[Collected data entries]
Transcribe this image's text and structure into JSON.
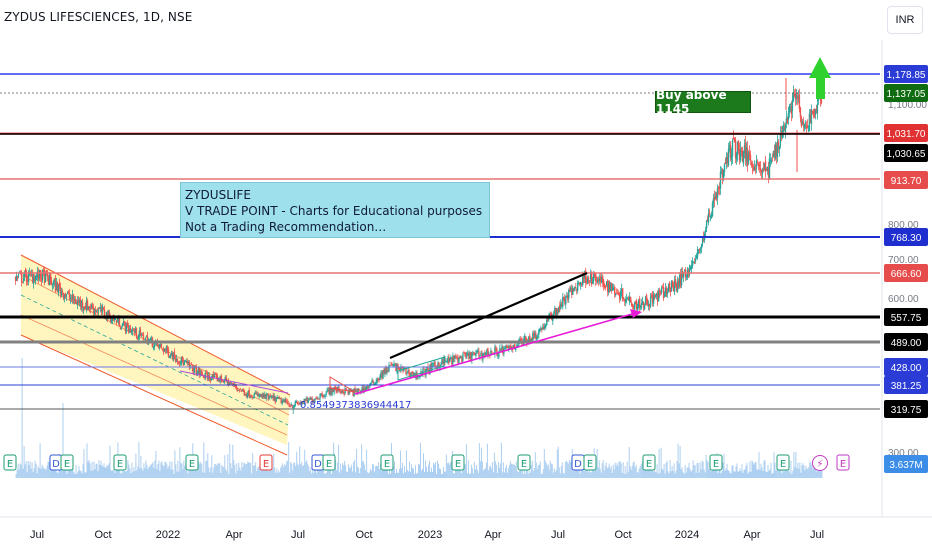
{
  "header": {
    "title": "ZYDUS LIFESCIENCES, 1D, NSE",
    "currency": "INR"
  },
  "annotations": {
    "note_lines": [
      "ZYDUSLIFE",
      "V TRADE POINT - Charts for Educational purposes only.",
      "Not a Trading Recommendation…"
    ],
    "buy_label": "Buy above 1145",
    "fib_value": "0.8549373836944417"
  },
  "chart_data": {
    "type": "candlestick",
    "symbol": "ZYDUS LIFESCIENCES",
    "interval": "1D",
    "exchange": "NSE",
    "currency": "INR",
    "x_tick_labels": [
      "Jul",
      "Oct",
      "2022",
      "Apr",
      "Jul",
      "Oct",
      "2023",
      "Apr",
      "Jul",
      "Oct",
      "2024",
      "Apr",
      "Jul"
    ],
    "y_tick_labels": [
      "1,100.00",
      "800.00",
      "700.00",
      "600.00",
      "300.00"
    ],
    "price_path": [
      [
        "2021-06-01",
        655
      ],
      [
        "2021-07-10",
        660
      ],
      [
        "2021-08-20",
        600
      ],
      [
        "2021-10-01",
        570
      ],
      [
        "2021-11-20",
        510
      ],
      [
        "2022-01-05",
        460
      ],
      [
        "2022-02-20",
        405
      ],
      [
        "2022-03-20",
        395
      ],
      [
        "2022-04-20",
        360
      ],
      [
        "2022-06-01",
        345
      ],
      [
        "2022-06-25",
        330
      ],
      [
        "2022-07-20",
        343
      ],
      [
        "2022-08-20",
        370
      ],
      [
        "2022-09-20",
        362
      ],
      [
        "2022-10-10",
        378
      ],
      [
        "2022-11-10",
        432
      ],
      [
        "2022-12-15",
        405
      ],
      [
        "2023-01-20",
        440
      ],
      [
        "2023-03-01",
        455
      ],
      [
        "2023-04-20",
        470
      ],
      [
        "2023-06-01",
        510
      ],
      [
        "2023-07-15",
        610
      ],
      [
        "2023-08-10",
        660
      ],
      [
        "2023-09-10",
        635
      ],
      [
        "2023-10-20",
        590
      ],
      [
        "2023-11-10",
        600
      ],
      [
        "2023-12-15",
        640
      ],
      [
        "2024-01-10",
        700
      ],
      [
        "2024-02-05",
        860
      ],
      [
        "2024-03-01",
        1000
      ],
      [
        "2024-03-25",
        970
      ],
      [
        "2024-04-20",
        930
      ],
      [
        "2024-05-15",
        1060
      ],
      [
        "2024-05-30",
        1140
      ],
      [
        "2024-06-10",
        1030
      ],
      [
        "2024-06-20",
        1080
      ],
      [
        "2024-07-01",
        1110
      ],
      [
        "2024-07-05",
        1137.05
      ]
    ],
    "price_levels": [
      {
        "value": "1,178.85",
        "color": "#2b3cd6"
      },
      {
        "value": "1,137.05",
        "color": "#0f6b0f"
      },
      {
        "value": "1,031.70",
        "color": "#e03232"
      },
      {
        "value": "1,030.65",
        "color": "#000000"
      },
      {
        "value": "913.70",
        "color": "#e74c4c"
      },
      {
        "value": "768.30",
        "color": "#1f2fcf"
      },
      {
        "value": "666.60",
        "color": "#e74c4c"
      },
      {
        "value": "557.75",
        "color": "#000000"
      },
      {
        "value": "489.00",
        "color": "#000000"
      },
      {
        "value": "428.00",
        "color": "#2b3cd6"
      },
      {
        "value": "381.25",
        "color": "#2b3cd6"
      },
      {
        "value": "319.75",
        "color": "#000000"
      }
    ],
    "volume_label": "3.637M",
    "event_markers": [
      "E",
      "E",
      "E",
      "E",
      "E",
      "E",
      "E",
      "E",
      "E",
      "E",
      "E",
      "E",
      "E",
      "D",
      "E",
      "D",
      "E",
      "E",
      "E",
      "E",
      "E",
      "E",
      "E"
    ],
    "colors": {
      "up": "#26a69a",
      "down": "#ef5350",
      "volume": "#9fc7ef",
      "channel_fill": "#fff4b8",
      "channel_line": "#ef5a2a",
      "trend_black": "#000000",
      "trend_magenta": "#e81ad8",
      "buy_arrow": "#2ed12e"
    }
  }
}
--
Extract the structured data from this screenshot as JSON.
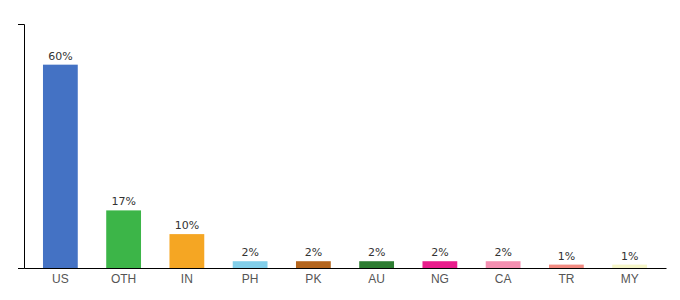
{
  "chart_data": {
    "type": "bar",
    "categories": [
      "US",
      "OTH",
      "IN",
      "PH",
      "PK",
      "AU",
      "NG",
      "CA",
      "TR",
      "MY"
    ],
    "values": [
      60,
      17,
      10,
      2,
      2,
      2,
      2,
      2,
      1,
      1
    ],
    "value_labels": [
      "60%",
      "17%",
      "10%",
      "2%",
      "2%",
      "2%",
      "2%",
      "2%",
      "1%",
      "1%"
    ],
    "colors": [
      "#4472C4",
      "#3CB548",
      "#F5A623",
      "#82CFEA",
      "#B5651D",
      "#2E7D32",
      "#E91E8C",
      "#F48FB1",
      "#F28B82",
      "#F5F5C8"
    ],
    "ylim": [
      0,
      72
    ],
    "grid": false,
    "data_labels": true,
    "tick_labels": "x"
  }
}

:: What you will do ::
Find and copy every line in the entries above where the string "this" occurs.

:: Solution to the exercise ::
Transcribe this image's text and structure into JSON.
Extract the structured data from this screenshot as JSON.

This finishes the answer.